Material supplied:
==*==
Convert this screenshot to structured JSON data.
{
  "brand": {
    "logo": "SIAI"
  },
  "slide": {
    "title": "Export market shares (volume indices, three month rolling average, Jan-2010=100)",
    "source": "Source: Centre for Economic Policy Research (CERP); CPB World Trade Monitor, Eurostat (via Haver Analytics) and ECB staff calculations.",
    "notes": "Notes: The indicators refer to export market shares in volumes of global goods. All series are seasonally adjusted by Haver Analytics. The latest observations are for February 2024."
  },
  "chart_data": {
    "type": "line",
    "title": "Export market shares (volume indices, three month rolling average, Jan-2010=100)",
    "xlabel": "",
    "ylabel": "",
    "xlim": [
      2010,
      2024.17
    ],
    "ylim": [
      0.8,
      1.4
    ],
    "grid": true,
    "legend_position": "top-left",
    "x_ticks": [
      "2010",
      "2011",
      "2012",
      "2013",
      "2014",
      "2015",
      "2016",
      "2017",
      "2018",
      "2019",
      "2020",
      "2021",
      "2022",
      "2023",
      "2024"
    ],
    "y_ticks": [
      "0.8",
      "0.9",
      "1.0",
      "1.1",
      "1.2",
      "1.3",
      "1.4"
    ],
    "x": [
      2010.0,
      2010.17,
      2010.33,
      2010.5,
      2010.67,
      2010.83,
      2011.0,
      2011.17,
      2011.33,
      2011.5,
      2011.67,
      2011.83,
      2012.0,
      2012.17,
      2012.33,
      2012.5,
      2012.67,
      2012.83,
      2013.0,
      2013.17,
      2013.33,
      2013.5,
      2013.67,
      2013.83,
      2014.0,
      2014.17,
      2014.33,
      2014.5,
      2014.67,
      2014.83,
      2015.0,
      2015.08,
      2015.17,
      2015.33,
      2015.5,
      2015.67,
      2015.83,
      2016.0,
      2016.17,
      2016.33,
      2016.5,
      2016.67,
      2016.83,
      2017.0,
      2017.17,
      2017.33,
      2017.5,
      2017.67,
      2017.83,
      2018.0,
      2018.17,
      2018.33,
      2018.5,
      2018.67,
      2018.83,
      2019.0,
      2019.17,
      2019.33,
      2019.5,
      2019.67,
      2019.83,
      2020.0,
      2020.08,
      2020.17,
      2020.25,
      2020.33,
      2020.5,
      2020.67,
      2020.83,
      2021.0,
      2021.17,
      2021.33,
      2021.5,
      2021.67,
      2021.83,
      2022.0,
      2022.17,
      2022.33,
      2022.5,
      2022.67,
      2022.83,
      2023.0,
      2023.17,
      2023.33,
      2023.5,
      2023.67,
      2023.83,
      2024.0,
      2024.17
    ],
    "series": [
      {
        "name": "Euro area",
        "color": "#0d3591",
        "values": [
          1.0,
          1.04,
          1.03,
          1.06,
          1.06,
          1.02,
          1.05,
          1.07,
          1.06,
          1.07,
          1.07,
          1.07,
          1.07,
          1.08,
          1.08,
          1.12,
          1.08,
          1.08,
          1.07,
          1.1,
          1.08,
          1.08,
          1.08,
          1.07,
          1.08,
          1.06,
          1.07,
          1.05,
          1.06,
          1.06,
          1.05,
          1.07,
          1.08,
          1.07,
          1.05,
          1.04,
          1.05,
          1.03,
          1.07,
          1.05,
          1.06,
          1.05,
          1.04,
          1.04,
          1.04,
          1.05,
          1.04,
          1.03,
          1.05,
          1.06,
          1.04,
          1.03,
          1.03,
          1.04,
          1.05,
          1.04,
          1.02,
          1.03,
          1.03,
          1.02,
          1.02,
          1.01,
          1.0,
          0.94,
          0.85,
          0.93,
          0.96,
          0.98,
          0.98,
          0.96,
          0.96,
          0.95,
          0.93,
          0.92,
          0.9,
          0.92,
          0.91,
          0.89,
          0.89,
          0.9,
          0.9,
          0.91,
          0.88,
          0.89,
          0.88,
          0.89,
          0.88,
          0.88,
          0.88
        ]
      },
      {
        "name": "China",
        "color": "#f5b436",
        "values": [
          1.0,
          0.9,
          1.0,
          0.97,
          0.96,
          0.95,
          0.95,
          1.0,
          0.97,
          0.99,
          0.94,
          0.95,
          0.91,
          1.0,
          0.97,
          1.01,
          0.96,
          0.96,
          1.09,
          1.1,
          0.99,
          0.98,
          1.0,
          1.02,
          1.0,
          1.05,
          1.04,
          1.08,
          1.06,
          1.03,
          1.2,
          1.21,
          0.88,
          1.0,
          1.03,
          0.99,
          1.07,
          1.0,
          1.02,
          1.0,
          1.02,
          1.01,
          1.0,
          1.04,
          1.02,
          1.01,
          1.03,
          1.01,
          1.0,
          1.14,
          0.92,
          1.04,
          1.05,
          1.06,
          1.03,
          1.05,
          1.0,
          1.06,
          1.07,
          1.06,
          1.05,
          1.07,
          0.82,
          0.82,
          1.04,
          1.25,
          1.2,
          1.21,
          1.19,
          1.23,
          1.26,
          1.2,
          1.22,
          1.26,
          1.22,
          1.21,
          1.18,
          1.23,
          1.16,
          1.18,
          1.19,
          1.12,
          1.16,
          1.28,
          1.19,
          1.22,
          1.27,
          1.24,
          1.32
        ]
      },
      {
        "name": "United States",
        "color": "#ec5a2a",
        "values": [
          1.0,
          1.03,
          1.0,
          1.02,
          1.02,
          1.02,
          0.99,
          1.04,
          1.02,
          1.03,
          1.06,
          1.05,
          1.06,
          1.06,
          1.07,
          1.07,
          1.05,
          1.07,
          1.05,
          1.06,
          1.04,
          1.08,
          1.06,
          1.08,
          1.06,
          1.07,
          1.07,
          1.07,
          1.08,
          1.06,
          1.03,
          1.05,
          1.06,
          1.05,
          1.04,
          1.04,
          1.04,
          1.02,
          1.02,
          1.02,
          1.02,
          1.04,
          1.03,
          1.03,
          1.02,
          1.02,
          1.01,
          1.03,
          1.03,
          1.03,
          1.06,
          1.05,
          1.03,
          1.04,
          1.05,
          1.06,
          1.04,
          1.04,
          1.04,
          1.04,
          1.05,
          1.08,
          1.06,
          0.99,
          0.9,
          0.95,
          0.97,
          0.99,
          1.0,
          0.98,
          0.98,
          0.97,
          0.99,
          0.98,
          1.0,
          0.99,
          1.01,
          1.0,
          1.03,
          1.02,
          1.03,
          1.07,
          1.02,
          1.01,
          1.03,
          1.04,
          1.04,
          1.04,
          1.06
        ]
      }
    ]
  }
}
==*==
Work instructions:
Type out all of the material again, word for word.

Result of the task:
Convert this screenshot to structured JSON data.
{
  "brand": {
    "logo": "SIAI"
  },
  "slide": {
    "title": "Export market shares (volume indices, three month rolling average, Jan-2010=100)",
    "source": "Source: Centre for Economic Policy Research (CERP); CPB World Trade Monitor, Eurostat (via Haver Analytics) and ECB staff calculations.",
    "notes": "Notes: The indicators refer to export market shares in volumes of global goods. All series are seasonally adjusted by Haver Analytics. The latest observations are for February 2024."
  },
  "chart_data": {
    "type": "line",
    "title": "Export market shares (volume indices, three month rolling average, Jan-2010=100)",
    "xlabel": "",
    "ylabel": "",
    "xlim": [
      2010,
      2024.17
    ],
    "ylim": [
      0.8,
      1.4
    ],
    "grid": true,
    "legend_position": "top-left",
    "x_ticks": [
      "2010",
      "2011",
      "2012",
      "2013",
      "2014",
      "2015",
      "2016",
      "2017",
      "2018",
      "2019",
      "2020",
      "2021",
      "2022",
      "2023",
      "2024"
    ],
    "y_ticks": [
      "0.8",
      "0.9",
      "1.0",
      "1.1",
      "1.2",
      "1.3",
      "1.4"
    ],
    "x": [
      2010.0,
      2010.17,
      2010.33,
      2010.5,
      2010.67,
      2010.83,
      2011.0,
      2011.17,
      2011.33,
      2011.5,
      2011.67,
      2011.83,
      2012.0,
      2012.17,
      2012.33,
      2012.5,
      2012.67,
      2012.83,
      2013.0,
      2013.17,
      2013.33,
      2013.5,
      2013.67,
      2013.83,
      2014.0,
      2014.17,
      2014.33,
      2014.5,
      2014.67,
      2014.83,
      2015.0,
      2015.08,
      2015.17,
      2015.33,
      2015.5,
      2015.67,
      2015.83,
      2016.0,
      2016.17,
      2016.33,
      2016.5,
      2016.67,
      2016.83,
      2017.0,
      2017.17,
      2017.33,
      2017.5,
      2017.67,
      2017.83,
      2018.0,
      2018.17,
      2018.33,
      2018.5,
      2018.67,
      2018.83,
      2019.0,
      2019.17,
      2019.33,
      2019.5,
      2019.67,
      2019.83,
      2020.0,
      2020.08,
      2020.17,
      2020.25,
      2020.33,
      2020.5,
      2020.67,
      2020.83,
      2021.0,
      2021.17,
      2021.33,
      2021.5,
      2021.67,
      2021.83,
      2022.0,
      2022.17,
      2022.33,
      2022.5,
      2022.67,
      2022.83,
      2023.0,
      2023.17,
      2023.33,
      2023.5,
      2023.67,
      2023.83,
      2024.0,
      2024.17
    ],
    "series": [
      {
        "name": "Euro area",
        "color": "#0d3591",
        "values": [
          1.0,
          1.04,
          1.03,
          1.06,
          1.06,
          1.02,
          1.05,
          1.07,
          1.06,
          1.07,
          1.07,
          1.07,
          1.07,
          1.08,
          1.08,
          1.12,
          1.08,
          1.08,
          1.07,
          1.1,
          1.08,
          1.08,
          1.08,
          1.07,
          1.08,
          1.06,
          1.07,
          1.05,
          1.06,
          1.06,
          1.05,
          1.07,
          1.08,
          1.07,
          1.05,
          1.04,
          1.05,
          1.03,
          1.07,
          1.05,
          1.06,
          1.05,
          1.04,
          1.04,
          1.04,
          1.05,
          1.04,
          1.03,
          1.05,
          1.06,
          1.04,
          1.03,
          1.03,
          1.04,
          1.05,
          1.04,
          1.02,
          1.03,
          1.03,
          1.02,
          1.02,
          1.01,
          1.0,
          0.94,
          0.85,
          0.93,
          0.96,
          0.98,
          0.98,
          0.96,
          0.96,
          0.95,
          0.93,
          0.92,
          0.9,
          0.92,
          0.91,
          0.89,
          0.89,
          0.9,
          0.9,
          0.91,
          0.88,
          0.89,
          0.88,
          0.89,
          0.88,
          0.88,
          0.88
        ]
      },
      {
        "name": "China",
        "color": "#f5b436",
        "values": [
          1.0,
          0.9,
          1.0,
          0.97,
          0.96,
          0.95,
          0.95,
          1.0,
          0.97,
          0.99,
          0.94,
          0.95,
          0.91,
          1.0,
          0.97,
          1.01,
          0.96,
          0.96,
          1.09,
          1.1,
          0.99,
          0.98,
          1.0,
          1.02,
          1.0,
          1.05,
          1.04,
          1.08,
          1.06,
          1.03,
          1.2,
          1.21,
          0.88,
          1.0,
          1.03,
          0.99,
          1.07,
          1.0,
          1.02,
          1.0,
          1.02,
          1.01,
          1.0,
          1.04,
          1.02,
          1.01,
          1.03,
          1.01,
          1.0,
          1.14,
          0.92,
          1.04,
          1.05,
          1.06,
          1.03,
          1.05,
          1.0,
          1.06,
          1.07,
          1.06,
          1.05,
          1.07,
          0.82,
          0.82,
          1.04,
          1.25,
          1.2,
          1.21,
          1.19,
          1.23,
          1.26,
          1.2,
          1.22,
          1.26,
          1.22,
          1.21,
          1.18,
          1.23,
          1.16,
          1.18,
          1.19,
          1.12,
          1.16,
          1.28,
          1.19,
          1.22,
          1.27,
          1.24,
          1.32
        ]
      },
      {
        "name": "United States",
        "color": "#ec5a2a",
        "values": [
          1.0,
          1.03,
          1.0,
          1.02,
          1.02,
          1.02,
          0.99,
          1.04,
          1.02,
          1.03,
          1.06,
          1.05,
          1.06,
          1.06,
          1.07,
          1.07,
          1.05,
          1.07,
          1.05,
          1.06,
          1.04,
          1.08,
          1.06,
          1.08,
          1.06,
          1.07,
          1.07,
          1.07,
          1.08,
          1.06,
          1.03,
          1.05,
          1.06,
          1.05,
          1.04,
          1.04,
          1.04,
          1.02,
          1.02,
          1.02,
          1.02,
          1.04,
          1.03,
          1.03,
          1.02,
          1.02,
          1.01,
          1.03,
          1.03,
          1.03,
          1.06,
          1.05,
          1.03,
          1.04,
          1.05,
          1.06,
          1.04,
          1.04,
          1.04,
          1.04,
          1.05,
          1.08,
          1.06,
          0.99,
          0.9,
          0.95,
          0.97,
          0.99,
          1.0,
          0.98,
          0.98,
          0.97,
          0.99,
          0.98,
          1.0,
          0.99,
          1.01,
          1.0,
          1.03,
          1.02,
          1.03,
          1.07,
          1.02,
          1.01,
          1.03,
          1.04,
          1.04,
          1.04,
          1.06
        ]
      }
    ]
  }
}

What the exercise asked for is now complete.